[start Data for this task]
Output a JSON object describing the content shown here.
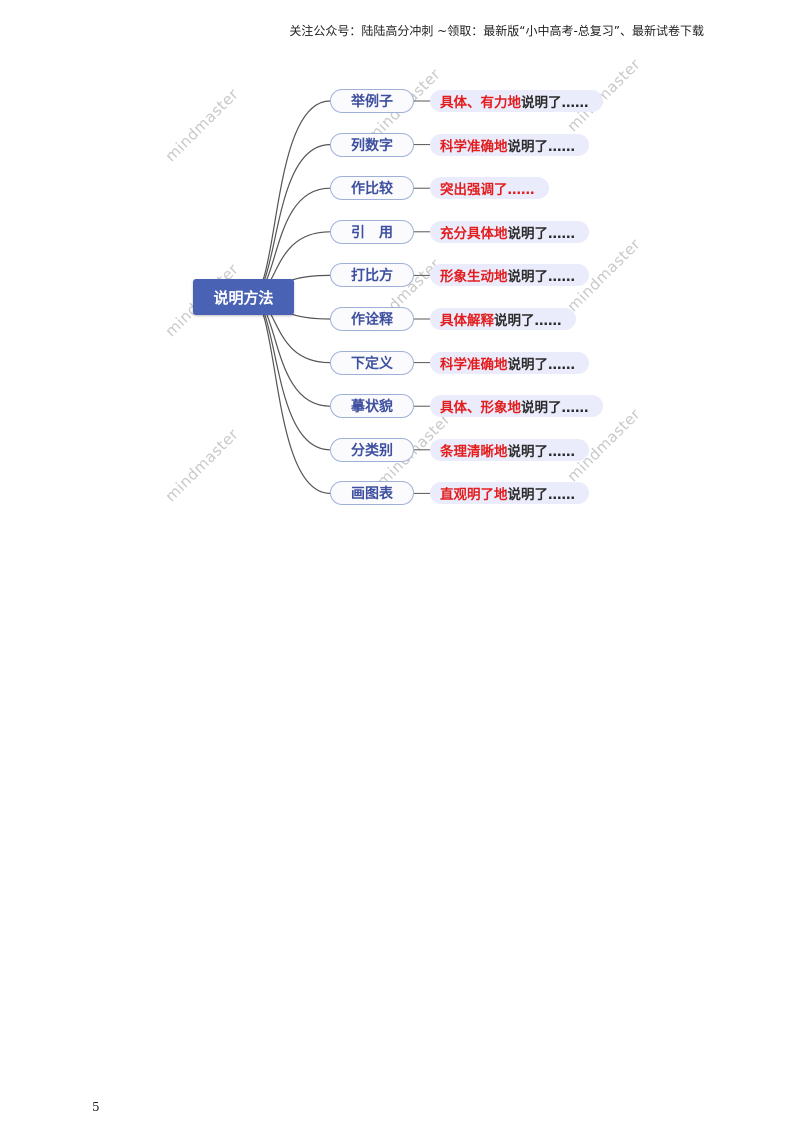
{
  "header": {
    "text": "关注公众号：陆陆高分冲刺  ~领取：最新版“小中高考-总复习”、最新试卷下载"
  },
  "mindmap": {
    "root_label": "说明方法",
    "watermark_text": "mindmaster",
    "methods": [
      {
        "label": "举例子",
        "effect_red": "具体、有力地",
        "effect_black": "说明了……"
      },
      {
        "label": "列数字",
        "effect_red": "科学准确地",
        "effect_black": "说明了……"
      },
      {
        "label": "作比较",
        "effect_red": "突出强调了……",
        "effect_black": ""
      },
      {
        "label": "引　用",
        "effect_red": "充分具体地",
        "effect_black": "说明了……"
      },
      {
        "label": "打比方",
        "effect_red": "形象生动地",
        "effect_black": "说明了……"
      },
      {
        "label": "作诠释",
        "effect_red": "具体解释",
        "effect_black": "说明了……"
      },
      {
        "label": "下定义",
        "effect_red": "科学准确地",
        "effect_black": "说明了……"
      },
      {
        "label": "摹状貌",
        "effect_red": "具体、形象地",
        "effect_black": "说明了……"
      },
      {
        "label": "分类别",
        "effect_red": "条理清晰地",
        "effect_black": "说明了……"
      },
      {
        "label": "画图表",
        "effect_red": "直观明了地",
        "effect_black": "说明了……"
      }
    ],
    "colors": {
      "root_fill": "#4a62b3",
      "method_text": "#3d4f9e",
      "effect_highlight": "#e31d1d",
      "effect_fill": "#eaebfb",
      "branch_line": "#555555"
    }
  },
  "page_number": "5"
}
[end Data for this task]
[start Data for this task]
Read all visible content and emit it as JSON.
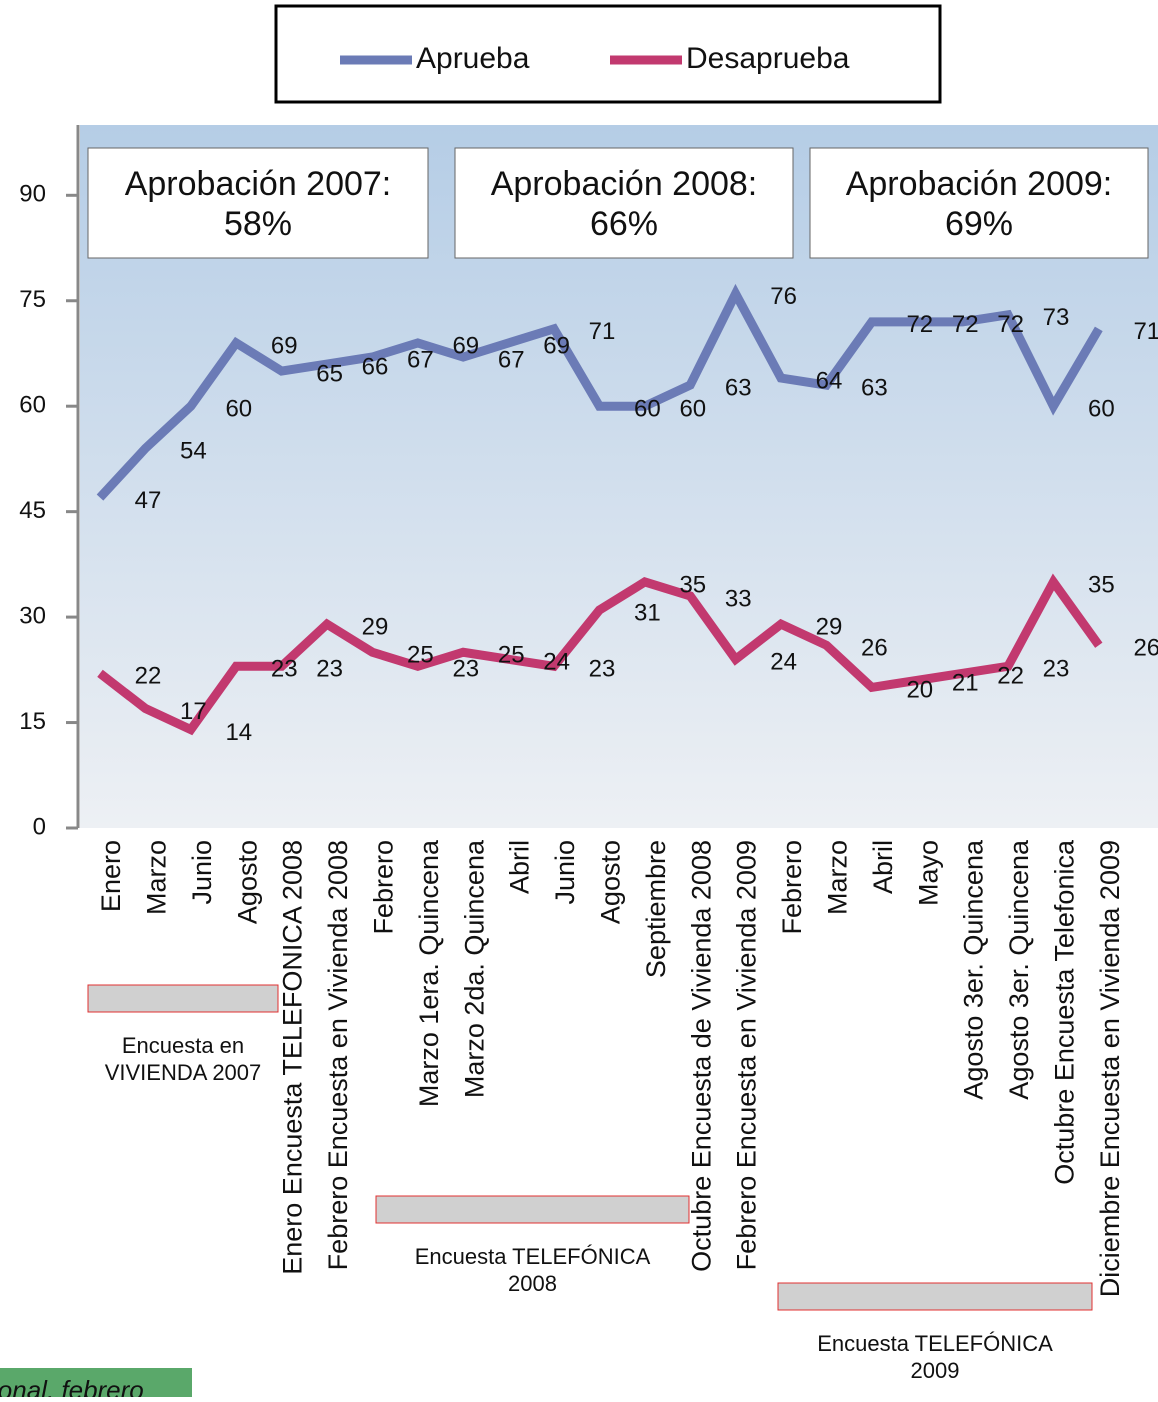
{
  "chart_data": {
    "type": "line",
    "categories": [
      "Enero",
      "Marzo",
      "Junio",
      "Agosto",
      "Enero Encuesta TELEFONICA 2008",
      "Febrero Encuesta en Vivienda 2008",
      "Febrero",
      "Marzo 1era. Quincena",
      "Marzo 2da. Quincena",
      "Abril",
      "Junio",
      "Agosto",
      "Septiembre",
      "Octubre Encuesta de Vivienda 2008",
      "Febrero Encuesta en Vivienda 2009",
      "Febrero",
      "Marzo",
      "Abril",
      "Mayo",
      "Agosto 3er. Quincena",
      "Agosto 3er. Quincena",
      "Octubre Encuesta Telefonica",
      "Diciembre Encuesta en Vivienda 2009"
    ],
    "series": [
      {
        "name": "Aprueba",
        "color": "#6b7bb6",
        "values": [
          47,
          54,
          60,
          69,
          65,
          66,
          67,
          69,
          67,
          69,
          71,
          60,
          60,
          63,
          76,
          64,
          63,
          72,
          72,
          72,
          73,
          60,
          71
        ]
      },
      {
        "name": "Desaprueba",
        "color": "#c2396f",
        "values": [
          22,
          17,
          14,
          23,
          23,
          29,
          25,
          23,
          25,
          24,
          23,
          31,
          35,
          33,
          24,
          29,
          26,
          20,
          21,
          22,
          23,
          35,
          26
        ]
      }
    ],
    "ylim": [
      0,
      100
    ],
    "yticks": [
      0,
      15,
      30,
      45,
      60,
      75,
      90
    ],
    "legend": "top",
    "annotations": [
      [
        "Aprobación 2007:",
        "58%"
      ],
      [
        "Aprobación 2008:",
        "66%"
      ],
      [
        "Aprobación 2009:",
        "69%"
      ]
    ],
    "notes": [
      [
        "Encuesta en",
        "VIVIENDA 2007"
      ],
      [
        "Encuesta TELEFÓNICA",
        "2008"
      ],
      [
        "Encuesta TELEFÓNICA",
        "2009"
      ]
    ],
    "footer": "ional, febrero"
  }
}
[end Data for this task]
[start Data for this task]
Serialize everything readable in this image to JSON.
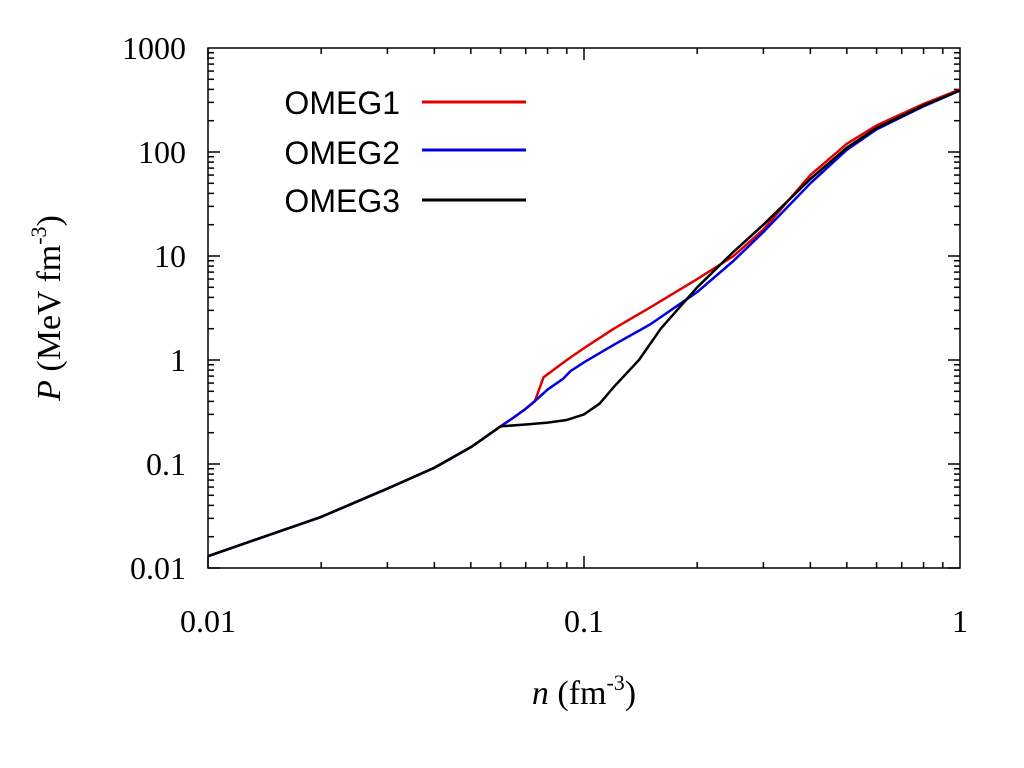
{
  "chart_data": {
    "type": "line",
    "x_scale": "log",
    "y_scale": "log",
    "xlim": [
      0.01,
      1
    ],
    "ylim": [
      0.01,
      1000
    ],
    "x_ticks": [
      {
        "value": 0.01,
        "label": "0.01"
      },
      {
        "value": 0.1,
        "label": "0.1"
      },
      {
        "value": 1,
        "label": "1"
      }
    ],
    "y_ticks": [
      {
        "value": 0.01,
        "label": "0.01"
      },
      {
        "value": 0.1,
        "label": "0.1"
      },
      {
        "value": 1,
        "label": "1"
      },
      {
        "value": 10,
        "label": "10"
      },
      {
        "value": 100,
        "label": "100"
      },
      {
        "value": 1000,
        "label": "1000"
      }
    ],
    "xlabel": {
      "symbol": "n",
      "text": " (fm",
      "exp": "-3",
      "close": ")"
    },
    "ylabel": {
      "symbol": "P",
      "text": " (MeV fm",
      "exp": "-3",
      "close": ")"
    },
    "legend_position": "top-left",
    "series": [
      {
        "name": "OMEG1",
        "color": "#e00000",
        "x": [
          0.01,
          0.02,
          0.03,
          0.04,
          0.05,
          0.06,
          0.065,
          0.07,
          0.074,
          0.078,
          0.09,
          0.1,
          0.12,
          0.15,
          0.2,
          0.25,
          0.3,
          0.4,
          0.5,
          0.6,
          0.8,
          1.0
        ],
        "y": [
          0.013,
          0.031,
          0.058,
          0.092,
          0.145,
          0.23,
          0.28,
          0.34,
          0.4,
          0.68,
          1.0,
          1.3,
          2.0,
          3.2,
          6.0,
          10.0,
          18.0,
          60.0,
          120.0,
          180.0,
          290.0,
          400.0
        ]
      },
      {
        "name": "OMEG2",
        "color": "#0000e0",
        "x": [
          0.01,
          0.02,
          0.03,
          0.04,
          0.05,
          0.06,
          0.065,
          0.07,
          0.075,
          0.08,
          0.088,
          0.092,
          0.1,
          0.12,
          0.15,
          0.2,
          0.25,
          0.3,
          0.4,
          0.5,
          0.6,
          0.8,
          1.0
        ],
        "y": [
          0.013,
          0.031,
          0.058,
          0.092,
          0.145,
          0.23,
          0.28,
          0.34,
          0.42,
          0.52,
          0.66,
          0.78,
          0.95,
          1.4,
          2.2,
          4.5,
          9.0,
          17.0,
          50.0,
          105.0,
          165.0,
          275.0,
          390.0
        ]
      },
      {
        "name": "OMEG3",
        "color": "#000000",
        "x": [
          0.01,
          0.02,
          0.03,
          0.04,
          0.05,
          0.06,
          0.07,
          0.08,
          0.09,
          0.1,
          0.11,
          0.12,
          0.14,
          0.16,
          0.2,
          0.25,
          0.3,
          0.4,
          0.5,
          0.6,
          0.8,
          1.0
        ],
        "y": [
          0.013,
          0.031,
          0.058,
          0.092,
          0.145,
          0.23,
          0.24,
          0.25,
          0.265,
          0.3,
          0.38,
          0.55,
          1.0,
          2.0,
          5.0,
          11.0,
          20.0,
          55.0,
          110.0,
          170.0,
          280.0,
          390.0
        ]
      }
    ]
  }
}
[end Data for this task]
Exercise prompt: In the records, locate each line holding the string "Quincena" and copy it.

Exercise output:
      "Marzo 1era. Quincena",
      "Marzo 2da. Quincena",
      "Agosto 3er. Quincena",
      "Agosto 3er. Quincena",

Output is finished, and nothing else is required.